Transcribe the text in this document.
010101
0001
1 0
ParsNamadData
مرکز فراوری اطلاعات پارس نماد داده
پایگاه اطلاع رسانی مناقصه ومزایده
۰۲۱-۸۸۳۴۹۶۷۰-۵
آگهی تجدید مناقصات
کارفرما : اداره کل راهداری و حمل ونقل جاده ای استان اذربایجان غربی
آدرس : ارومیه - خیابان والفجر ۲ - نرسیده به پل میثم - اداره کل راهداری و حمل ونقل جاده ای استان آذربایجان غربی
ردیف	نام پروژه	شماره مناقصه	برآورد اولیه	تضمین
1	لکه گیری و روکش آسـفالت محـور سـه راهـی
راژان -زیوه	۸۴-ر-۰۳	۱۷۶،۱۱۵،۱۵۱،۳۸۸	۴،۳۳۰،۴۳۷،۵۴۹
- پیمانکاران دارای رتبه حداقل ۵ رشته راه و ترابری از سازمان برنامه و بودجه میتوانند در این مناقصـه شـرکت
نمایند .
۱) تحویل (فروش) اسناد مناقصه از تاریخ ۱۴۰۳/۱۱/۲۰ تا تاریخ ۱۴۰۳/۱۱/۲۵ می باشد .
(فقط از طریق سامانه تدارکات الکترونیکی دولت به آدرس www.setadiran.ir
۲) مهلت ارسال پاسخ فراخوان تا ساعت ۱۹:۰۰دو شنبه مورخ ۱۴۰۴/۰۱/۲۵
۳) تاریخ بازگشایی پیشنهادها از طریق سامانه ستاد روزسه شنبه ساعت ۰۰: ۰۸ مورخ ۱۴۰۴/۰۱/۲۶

Instruction »
From the records above, report the count of lines containing "مورخ" and nothing more.

Written solution »
2